#### Problem requirements
State how many lines of the records contain the string "Find". Give the number alone.

#### Listed entries
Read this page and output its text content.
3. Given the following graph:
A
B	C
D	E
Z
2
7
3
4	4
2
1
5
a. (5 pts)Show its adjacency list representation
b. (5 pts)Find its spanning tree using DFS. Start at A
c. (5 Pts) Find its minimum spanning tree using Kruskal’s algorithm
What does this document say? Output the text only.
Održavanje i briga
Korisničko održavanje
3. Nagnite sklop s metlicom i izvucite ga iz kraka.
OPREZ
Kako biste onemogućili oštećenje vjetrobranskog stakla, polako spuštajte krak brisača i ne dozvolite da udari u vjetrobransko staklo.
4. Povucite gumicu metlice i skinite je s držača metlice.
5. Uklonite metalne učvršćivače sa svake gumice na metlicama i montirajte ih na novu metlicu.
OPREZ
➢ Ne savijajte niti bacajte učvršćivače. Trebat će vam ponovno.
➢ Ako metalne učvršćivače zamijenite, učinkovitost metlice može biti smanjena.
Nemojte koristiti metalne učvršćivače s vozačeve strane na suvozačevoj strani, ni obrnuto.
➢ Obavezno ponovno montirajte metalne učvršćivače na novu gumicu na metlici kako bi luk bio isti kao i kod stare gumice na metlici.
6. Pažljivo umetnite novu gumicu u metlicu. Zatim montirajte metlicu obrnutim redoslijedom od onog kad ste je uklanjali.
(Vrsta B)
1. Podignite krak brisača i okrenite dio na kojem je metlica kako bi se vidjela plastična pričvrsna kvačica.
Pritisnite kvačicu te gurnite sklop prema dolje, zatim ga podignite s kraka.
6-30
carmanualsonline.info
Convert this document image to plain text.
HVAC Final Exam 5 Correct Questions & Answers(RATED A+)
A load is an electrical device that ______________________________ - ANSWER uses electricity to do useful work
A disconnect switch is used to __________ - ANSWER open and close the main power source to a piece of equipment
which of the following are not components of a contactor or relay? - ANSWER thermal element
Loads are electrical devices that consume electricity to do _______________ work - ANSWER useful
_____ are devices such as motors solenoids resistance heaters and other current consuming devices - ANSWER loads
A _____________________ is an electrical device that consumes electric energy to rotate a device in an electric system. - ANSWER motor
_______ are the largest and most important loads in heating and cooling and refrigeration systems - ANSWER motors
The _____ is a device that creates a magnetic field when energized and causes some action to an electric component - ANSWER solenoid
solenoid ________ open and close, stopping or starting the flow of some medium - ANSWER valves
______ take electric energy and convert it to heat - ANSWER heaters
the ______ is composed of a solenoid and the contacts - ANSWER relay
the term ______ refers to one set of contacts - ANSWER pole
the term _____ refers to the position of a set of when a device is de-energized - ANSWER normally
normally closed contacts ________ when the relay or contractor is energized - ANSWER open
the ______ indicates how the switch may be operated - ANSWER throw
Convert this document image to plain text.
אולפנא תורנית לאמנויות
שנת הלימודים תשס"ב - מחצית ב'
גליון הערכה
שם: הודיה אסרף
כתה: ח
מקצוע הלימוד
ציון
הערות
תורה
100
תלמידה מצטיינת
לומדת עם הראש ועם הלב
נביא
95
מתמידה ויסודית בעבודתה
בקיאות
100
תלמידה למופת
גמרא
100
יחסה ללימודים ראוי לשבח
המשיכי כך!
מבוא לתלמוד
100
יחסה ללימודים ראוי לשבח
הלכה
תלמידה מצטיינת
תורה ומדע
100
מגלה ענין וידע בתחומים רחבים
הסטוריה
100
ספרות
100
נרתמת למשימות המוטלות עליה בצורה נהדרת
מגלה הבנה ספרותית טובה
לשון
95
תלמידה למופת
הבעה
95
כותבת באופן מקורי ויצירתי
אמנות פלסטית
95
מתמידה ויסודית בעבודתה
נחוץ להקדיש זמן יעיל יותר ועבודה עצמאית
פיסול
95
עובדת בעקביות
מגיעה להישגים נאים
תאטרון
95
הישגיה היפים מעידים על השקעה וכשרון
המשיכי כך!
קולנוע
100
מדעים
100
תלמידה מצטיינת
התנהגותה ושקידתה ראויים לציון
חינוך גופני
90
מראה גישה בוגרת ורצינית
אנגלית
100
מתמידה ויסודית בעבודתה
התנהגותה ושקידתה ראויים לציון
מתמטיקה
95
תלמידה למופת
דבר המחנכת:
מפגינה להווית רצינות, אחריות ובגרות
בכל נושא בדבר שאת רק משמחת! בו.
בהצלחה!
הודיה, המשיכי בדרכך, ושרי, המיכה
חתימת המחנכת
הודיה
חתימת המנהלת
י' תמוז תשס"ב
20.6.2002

#### Completed exercise
2